[start]
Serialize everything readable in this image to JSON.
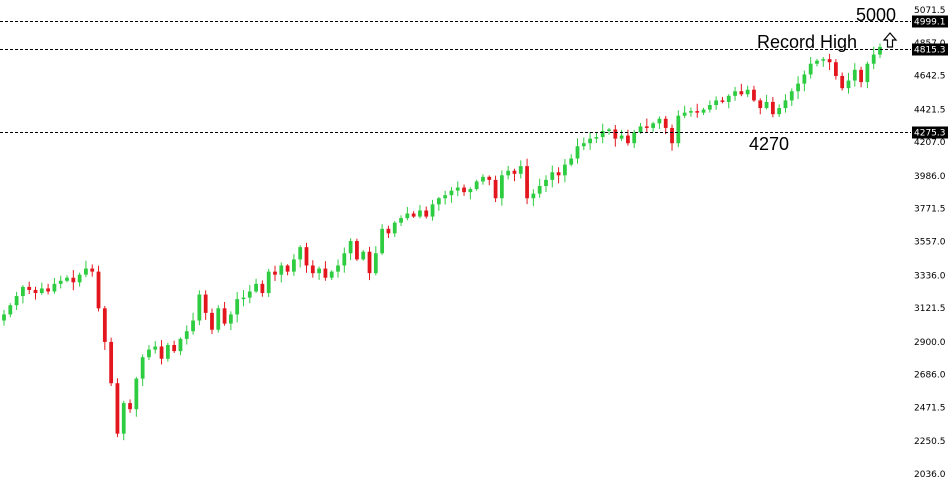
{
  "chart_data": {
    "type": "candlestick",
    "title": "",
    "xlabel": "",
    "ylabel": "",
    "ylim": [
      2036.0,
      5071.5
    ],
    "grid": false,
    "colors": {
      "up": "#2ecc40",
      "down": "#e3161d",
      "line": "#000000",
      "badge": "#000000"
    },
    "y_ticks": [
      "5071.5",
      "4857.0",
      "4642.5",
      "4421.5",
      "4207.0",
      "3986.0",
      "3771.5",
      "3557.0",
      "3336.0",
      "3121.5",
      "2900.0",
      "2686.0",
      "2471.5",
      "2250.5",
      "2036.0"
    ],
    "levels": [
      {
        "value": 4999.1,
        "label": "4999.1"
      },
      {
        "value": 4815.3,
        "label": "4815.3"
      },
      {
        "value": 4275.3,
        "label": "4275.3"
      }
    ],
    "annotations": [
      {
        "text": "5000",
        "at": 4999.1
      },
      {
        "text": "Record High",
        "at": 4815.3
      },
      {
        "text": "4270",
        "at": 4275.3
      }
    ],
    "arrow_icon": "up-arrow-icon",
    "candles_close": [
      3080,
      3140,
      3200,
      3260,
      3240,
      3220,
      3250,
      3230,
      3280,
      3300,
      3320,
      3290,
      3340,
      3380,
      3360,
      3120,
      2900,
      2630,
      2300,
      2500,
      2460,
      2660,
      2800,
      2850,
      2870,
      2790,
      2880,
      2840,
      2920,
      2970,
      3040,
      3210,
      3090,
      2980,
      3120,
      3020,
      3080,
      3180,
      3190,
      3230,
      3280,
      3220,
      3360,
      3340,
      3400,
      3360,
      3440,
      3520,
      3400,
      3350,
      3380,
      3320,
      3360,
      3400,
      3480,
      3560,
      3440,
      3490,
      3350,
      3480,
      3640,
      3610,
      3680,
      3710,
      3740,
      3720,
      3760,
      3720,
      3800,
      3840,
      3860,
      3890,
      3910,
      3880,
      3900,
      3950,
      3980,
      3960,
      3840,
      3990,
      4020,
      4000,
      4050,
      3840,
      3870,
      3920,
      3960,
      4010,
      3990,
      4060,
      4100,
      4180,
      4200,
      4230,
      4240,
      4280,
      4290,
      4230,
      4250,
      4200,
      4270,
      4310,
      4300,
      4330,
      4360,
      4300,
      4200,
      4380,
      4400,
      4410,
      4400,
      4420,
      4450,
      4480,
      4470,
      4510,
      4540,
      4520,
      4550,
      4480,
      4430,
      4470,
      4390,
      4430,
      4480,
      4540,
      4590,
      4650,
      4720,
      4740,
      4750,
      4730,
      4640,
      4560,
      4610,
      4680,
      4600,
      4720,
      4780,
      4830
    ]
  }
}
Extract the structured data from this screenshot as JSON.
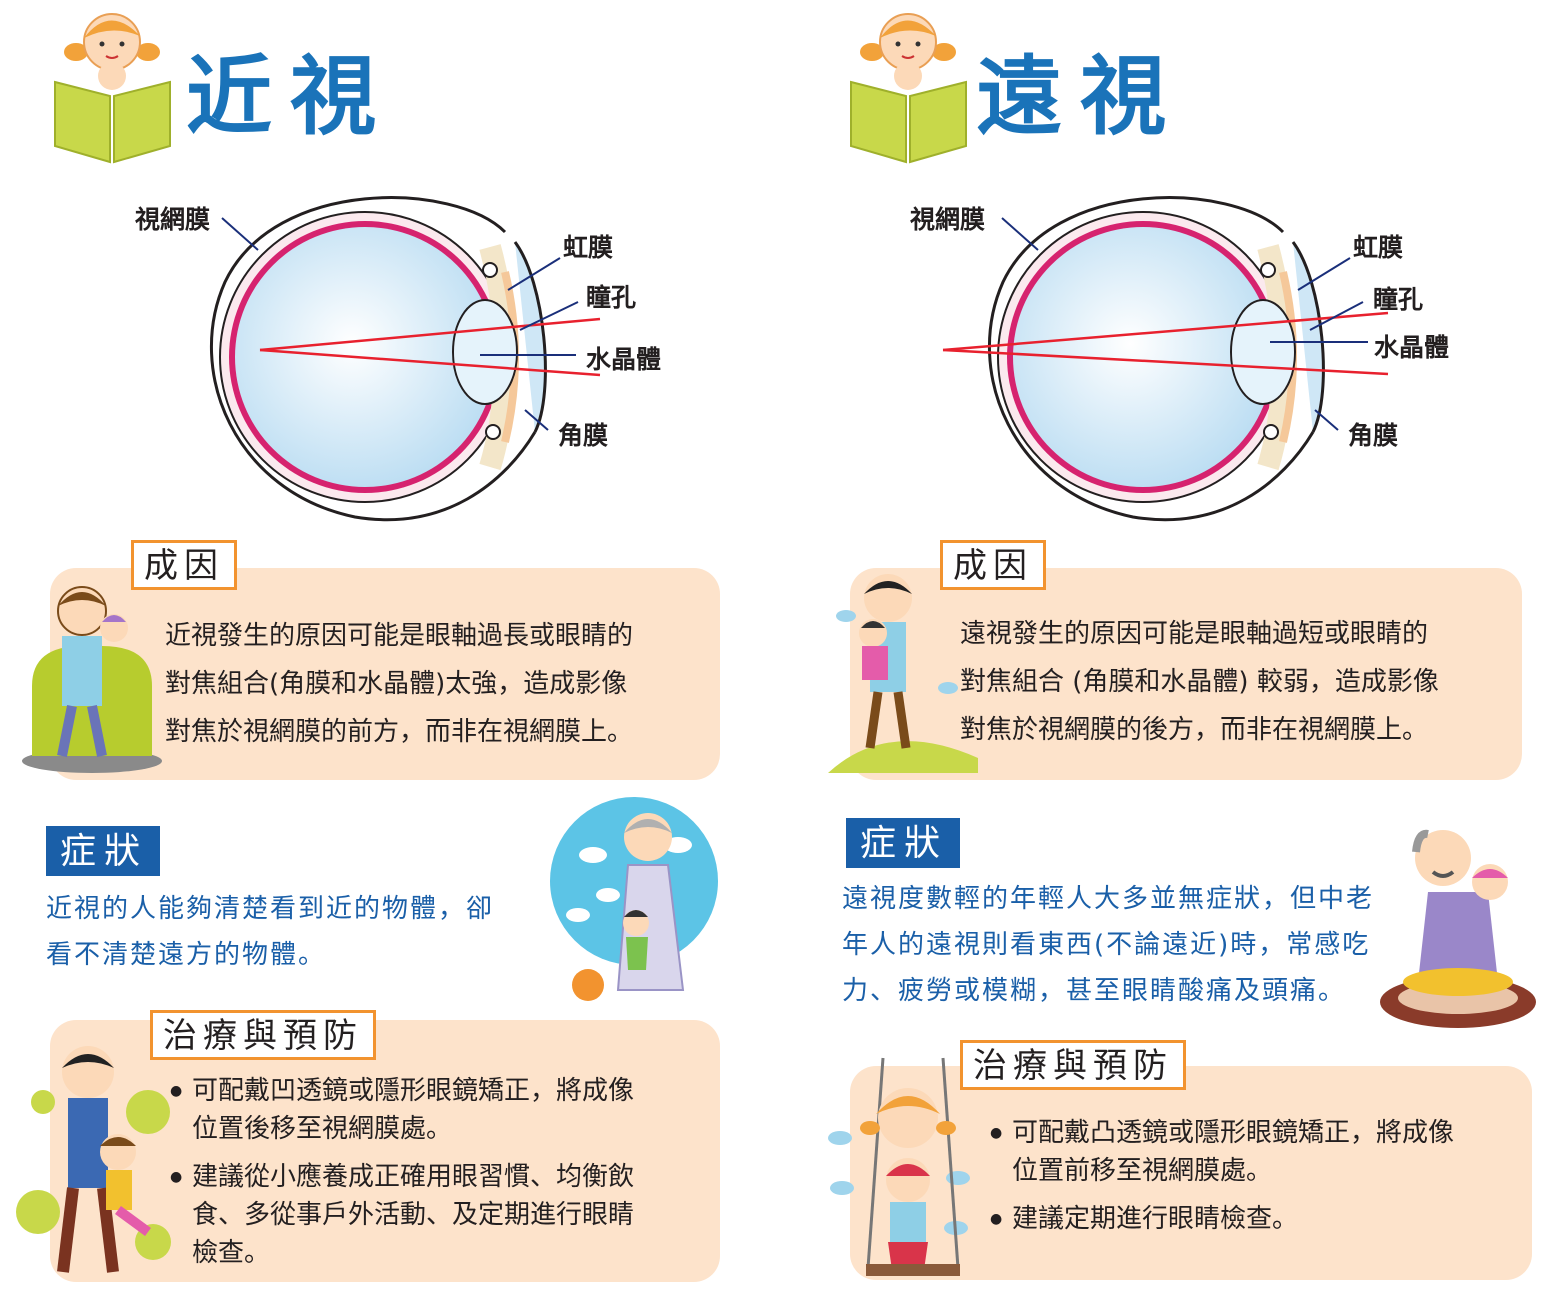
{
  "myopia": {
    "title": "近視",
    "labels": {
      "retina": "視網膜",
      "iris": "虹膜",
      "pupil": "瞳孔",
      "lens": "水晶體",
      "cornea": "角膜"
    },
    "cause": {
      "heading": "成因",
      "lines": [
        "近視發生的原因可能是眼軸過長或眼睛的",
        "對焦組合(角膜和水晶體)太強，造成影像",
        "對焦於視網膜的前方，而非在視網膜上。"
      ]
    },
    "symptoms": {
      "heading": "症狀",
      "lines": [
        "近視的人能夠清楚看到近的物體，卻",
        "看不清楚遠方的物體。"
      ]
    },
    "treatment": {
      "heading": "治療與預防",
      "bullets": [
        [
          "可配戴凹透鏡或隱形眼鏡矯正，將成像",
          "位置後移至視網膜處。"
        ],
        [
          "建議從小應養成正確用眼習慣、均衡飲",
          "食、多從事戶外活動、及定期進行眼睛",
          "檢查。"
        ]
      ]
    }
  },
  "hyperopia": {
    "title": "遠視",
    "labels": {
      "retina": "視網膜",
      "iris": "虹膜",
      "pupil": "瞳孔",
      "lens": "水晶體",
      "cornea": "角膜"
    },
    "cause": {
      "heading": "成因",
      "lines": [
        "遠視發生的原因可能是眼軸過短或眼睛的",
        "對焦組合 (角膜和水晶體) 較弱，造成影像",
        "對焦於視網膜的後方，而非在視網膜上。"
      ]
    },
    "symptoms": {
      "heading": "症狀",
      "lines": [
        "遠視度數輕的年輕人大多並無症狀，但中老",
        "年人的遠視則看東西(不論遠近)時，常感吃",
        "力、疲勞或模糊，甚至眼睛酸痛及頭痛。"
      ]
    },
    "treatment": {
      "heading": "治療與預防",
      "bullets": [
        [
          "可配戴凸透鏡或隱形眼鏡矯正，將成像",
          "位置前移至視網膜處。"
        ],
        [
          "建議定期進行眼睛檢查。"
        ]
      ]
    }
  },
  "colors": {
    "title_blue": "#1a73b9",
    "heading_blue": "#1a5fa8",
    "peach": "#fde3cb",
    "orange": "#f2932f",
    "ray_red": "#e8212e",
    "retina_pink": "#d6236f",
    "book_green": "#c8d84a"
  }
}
[end]
Gather each line of the listing containing the word "對焦組合" and show it.

#### [The answer]
        "對焦組合(角膜和水晶體)太強，造成影像",
        "對焦組合 (角膜和水晶體) 較弱，造成影像",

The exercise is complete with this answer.